=== Exercise task ===
Set the listing down unchanged, minus every embedded image.

=== Material for the task ===
— BEGIN —
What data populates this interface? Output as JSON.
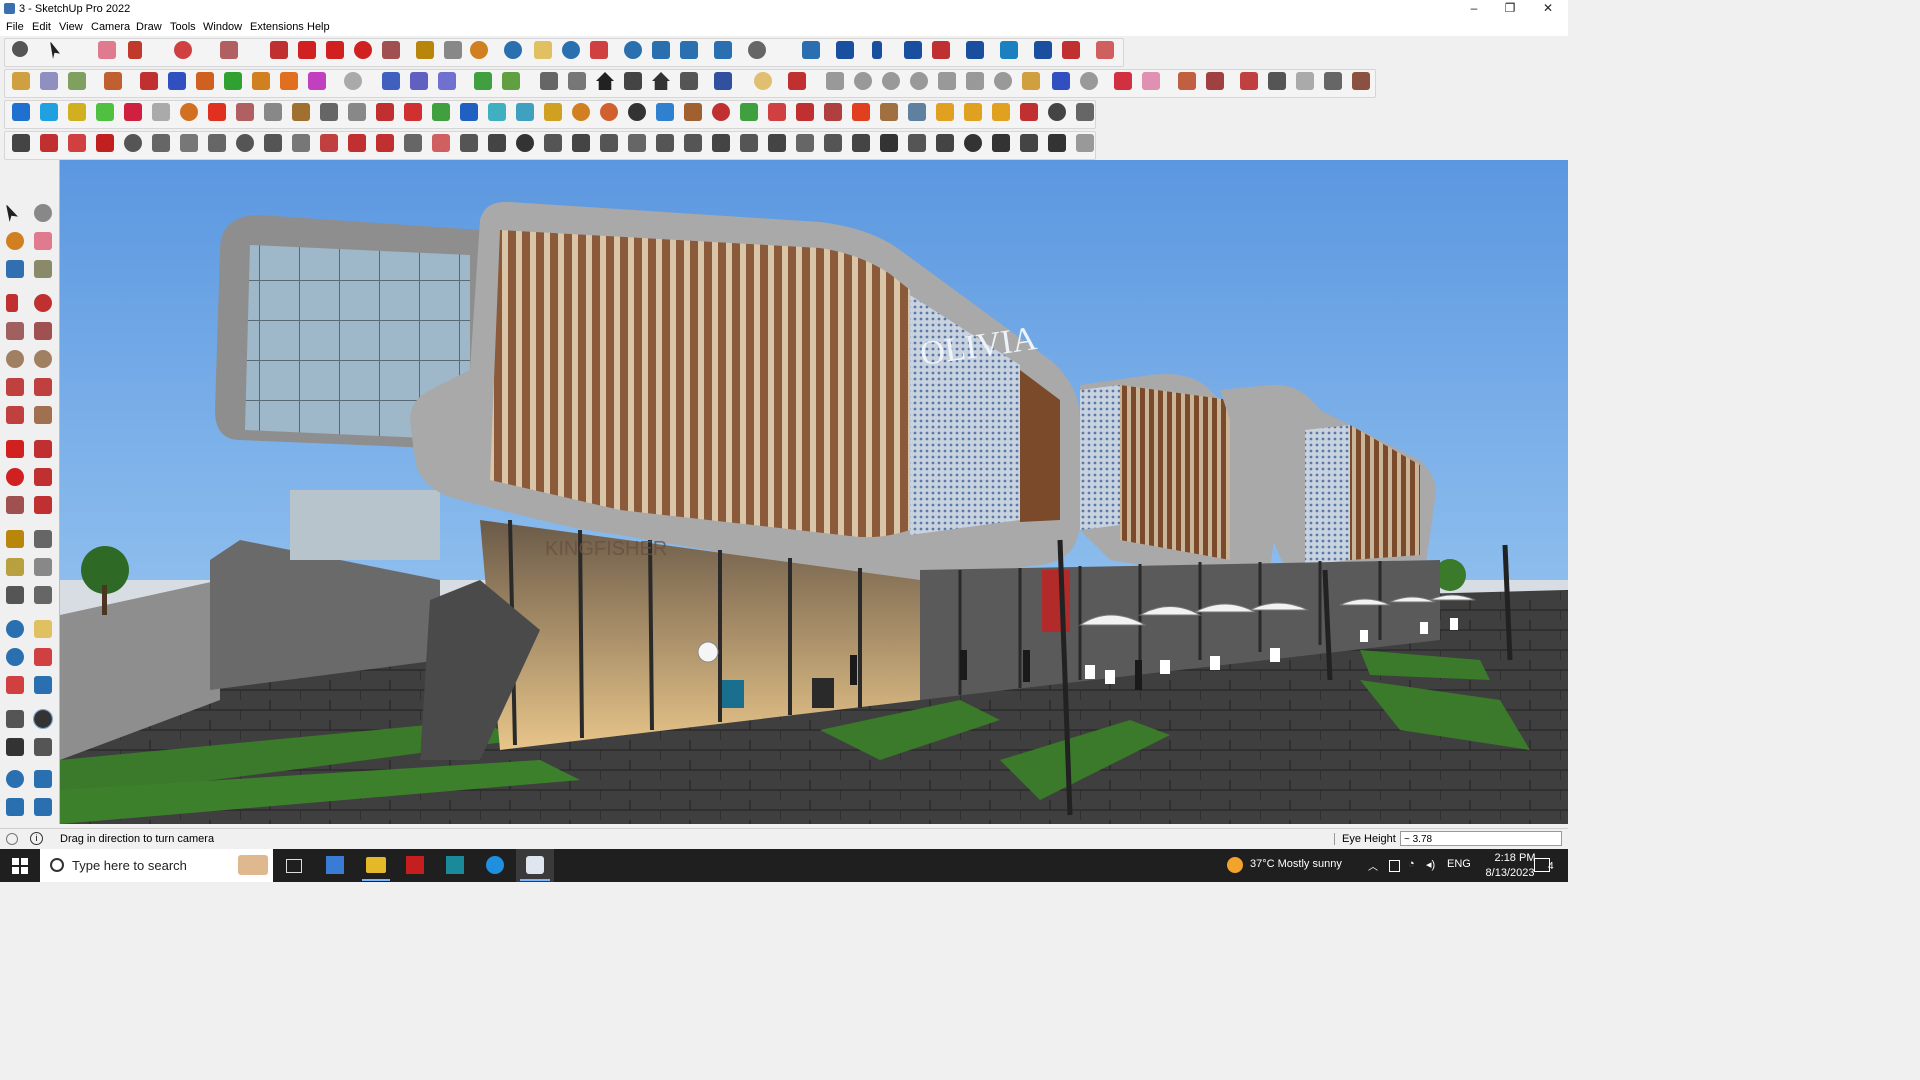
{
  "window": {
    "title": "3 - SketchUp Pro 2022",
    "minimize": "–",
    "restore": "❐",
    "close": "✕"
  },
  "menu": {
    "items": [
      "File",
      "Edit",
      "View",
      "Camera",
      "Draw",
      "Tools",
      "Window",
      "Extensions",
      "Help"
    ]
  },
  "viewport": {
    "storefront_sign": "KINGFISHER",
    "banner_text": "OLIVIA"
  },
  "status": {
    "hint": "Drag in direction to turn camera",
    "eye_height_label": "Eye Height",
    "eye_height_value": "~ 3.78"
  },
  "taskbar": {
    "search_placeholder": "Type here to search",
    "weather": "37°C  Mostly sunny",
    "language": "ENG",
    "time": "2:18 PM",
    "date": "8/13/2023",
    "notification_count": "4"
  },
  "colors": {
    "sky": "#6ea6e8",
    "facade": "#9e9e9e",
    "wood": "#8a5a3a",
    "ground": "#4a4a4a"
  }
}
— END —
=== Full output ===
What data populates this interface? Output as JSON.
{
  "window": {
    "title": "3 - SketchUp Pro 2022",
    "minimize": "–",
    "restore": "❐",
    "close": "✕"
  },
  "menu": {
    "items": [
      "File",
      "Edit",
      "View",
      "Camera",
      "Draw",
      "Tools",
      "Window",
      "Extensions",
      "Help"
    ]
  },
  "viewport": {
    "storefront_sign": "KINGFISHER",
    "banner_text": "OLIVIA"
  },
  "status": {
    "hint": "Drag in direction to turn camera",
    "eye_height_label": "Eye Height",
    "eye_height_value": "~ 3.78"
  },
  "taskbar": {
    "search_placeholder": "Type here to search",
    "weather": "37°C  Mostly sunny",
    "language": "ENG",
    "time": "2:18 PM",
    "date": "8/13/2023",
    "notification_count": "4"
  },
  "colors": {
    "sky": "#6ea6e8",
    "facade": "#9e9e9e",
    "wood": "#8a5a3a",
    "ground": "#4a4a4a"
  }
}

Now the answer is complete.